### Supplied records
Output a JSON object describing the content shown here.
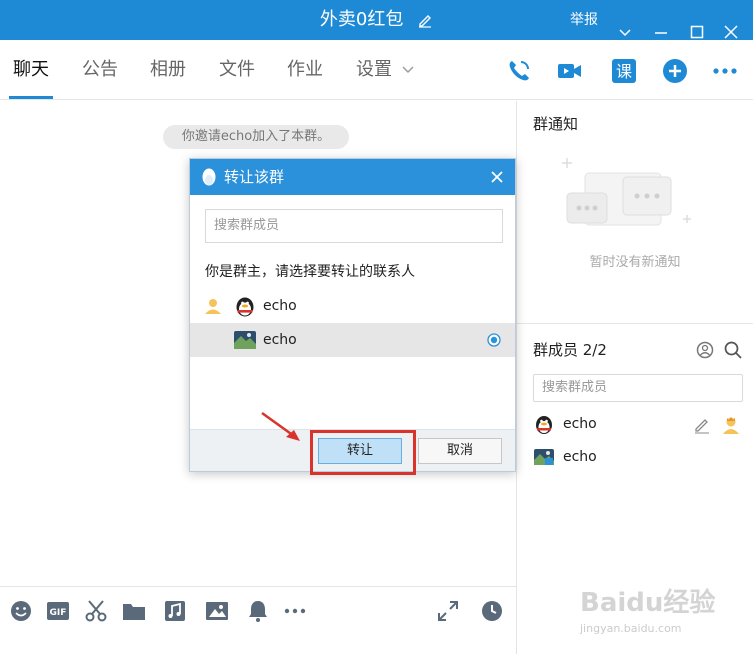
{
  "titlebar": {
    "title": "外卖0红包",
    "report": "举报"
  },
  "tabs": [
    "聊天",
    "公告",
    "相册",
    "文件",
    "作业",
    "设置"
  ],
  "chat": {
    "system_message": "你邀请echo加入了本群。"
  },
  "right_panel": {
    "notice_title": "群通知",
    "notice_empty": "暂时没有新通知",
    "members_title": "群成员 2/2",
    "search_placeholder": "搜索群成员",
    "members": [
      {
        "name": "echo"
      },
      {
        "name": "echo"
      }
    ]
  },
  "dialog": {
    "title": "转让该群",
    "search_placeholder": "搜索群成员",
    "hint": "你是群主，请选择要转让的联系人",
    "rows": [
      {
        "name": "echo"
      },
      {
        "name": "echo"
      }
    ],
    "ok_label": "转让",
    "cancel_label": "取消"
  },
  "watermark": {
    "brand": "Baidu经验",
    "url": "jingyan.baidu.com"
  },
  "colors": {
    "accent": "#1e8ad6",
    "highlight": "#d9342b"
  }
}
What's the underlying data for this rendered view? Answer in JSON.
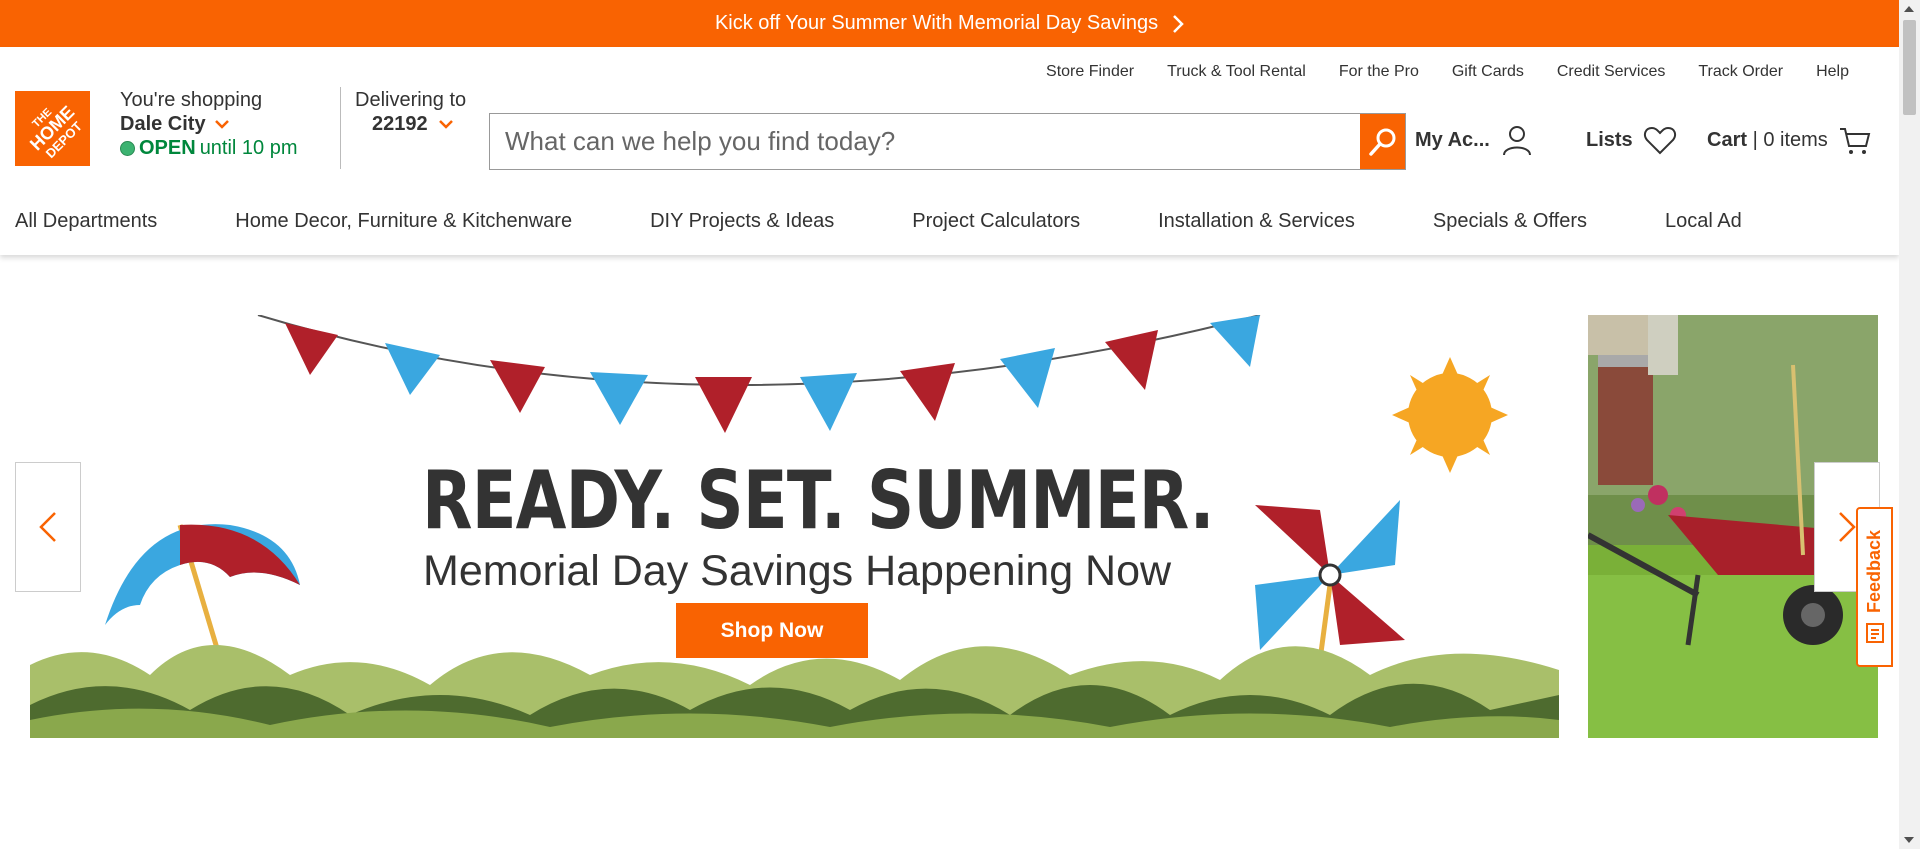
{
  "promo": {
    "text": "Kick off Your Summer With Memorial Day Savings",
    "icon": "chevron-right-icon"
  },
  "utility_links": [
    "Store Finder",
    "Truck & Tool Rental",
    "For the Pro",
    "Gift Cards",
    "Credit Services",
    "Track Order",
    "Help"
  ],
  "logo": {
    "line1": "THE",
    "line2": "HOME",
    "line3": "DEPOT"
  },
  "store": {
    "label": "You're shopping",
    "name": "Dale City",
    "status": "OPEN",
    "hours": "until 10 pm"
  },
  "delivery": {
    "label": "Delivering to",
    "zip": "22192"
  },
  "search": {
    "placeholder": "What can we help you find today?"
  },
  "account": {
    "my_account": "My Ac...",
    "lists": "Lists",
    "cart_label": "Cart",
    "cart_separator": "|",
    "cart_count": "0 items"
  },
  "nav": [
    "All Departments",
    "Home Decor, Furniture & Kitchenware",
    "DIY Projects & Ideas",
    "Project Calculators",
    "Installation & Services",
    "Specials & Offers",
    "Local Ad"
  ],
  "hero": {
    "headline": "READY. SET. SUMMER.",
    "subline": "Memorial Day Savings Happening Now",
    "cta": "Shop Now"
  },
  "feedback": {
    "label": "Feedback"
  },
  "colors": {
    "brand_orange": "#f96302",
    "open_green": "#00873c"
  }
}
######
### Supplied records
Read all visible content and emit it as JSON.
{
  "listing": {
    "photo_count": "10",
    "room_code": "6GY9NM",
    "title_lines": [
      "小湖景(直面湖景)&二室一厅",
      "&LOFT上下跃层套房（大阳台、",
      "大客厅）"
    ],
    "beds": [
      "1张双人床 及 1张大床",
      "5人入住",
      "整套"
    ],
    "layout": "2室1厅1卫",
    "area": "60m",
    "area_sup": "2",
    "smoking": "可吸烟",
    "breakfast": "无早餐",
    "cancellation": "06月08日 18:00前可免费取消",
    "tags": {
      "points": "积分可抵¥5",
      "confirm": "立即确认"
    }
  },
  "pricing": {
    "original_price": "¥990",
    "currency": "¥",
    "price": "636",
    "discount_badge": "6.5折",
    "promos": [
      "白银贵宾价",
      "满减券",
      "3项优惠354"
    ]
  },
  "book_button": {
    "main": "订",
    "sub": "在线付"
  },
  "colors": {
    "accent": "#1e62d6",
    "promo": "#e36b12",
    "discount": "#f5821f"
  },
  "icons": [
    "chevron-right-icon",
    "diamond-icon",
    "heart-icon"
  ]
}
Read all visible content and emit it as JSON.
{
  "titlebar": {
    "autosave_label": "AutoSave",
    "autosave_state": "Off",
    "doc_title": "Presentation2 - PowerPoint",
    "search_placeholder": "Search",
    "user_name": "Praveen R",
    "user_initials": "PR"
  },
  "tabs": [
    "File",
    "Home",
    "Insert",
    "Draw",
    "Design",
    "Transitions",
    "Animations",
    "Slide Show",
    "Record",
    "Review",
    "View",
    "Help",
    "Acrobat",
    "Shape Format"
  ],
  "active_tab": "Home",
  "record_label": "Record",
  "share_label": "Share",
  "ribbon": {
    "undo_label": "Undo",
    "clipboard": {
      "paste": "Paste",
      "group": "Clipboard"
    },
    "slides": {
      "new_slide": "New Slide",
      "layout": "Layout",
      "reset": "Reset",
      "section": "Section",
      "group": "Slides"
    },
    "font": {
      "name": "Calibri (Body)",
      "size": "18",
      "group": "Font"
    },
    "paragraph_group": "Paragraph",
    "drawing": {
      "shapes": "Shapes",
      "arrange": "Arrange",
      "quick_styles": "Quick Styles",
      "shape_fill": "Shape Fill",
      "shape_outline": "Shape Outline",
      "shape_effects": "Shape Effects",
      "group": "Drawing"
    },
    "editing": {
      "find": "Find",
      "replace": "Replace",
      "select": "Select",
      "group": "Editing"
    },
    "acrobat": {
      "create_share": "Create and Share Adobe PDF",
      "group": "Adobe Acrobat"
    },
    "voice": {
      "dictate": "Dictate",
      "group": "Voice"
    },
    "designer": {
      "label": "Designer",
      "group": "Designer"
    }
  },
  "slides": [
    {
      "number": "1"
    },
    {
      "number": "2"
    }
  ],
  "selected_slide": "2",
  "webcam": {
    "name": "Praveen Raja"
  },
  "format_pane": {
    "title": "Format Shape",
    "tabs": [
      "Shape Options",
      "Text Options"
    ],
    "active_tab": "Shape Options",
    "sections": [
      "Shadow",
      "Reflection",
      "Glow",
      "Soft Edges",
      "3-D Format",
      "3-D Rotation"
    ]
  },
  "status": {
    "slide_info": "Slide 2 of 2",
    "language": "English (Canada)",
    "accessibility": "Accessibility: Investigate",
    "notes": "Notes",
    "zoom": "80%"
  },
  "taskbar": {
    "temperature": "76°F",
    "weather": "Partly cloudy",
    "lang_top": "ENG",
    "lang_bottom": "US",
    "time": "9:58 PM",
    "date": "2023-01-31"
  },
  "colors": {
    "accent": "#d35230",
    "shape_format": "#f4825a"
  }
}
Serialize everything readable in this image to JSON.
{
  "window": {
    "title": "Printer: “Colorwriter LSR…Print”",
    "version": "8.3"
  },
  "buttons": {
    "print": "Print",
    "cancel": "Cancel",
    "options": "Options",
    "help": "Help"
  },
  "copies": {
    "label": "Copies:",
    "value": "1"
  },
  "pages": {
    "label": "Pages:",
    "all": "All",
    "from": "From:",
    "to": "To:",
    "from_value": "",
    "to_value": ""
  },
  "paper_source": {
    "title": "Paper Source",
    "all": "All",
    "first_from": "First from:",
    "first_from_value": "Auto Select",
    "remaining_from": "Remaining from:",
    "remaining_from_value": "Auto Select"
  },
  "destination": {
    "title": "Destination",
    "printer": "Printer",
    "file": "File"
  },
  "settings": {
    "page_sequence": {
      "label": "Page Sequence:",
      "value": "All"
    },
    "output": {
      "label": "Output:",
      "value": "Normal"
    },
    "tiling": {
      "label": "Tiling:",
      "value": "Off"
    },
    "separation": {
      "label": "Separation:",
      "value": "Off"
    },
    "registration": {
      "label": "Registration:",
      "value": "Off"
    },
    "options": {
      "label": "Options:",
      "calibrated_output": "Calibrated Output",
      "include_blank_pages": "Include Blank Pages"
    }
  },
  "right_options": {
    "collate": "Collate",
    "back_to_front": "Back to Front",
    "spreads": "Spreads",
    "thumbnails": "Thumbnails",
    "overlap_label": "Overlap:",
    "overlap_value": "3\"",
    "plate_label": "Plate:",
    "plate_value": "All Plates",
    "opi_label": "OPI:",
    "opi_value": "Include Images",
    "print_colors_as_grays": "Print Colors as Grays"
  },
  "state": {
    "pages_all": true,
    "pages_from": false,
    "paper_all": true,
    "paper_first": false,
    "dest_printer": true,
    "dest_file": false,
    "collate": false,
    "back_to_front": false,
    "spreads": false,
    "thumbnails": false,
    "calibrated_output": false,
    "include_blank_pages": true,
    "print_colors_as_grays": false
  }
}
######
The problem ->
Extract from the data every line where "false" shows up.

Exercise result ->
    "pages_from": false,
    "paper_first": false,
    "dest_file": false,
    "collate": false,
    "back_to_front": false,
    "spreads": false,
    "thumbnails": false,
    "calibrated_output": false,
    "print_colors_as_grays": false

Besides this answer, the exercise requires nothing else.